TASK STATEMENT
Answer these about the post on Daniel Dennett and free will below:
1. Which of his books does the post call especially useful on the topic?
2. Which two debates does Dennett say trap the usual discussion of free will in predictable ruts?
3. What missed shot does the post use as its example?

SUPPLIED TEXT
********
Delurking because this is a topic of great interest to me right now...
I have been very absorbed in the work of Daniel Dennett as of late. A
strict materialist through and through, Dennett nevertheless believes
we have free will. He would fall under Loren's "option 3". His book
"Freedom Evolves" is especially useful in this regard. In many ways
it is a continuation of his discussions in "Darwin's Dangerous Idea"
about strong AI and the ability to "design in" free will using
evolutionary considerations.
Dennett argues that the usual discussion of "free will" is trapped in
predictable ruts due to determinism/indeterminism debates (he thinks
them irrelevant to the question) or monism/dualism debates (he finds
no merit in dualism). His argument follows a different form: there
are several ways we could define free will, and only some of them are
"varieties of free will worth wanting." Say you were lining up for a
golf putt, and you missed. If determinism is true, there really
wasn't a way you COULD have made the putt. But from Dennett's
perspective, because we have the ability to, say, choose to practice
our golf game, there exists a set of circumstances in which we can
make future putts. Indeed, evolutionary forces have brought us to
this level of sophistication -- and morality (consider the ant, thou
sluggard) -- by allowing our brains to communicate with our "future
selves" in such a way that we can plan out such remedial golf work in
order to improve our "fitness" for golf. That we can improve our
fitness for something so mundane is a happy by-product of evolution.
********
DATA EXCERPTS
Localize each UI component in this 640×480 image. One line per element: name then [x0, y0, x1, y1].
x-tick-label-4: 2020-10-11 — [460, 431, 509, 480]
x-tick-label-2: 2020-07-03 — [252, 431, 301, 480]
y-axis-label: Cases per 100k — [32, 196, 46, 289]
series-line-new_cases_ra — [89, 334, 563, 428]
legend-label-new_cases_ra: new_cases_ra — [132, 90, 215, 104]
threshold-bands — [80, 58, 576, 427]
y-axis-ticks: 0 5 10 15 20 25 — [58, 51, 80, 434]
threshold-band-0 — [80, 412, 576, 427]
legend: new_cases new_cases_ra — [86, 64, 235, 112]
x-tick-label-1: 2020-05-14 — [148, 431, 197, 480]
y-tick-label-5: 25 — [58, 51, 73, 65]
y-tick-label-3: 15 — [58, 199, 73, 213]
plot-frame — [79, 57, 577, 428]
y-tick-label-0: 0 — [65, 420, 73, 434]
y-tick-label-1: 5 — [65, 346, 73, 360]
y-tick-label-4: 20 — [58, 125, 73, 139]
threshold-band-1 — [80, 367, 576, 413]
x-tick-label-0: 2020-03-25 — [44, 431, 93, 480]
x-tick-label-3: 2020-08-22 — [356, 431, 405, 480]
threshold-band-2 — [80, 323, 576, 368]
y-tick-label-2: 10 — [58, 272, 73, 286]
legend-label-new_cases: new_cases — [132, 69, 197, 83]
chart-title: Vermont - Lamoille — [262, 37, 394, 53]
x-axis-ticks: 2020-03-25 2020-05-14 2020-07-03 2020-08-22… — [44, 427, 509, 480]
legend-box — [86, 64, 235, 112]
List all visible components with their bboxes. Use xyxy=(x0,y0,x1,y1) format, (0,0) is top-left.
********
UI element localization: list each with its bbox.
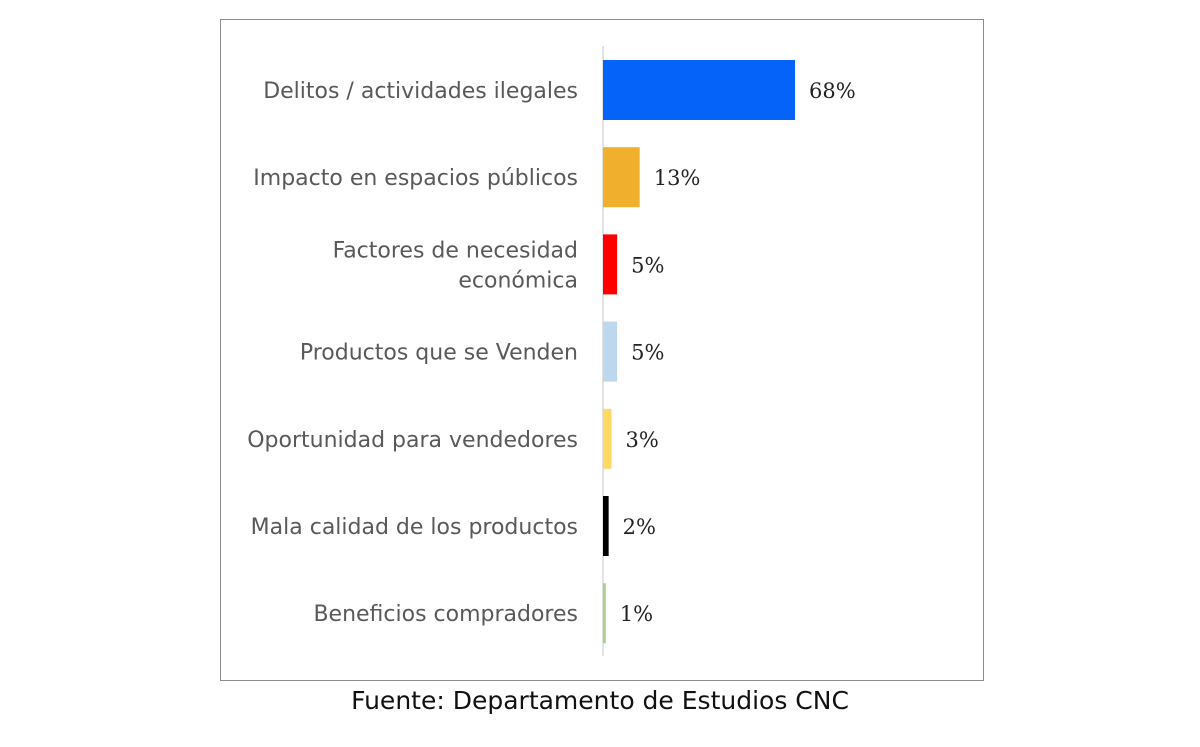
********
SOLUTION TO THE PROBLEM
1. "Freedom Evolves"
2. The determinism/indeterminism debates and the monism/dualism debates
3. A golf putt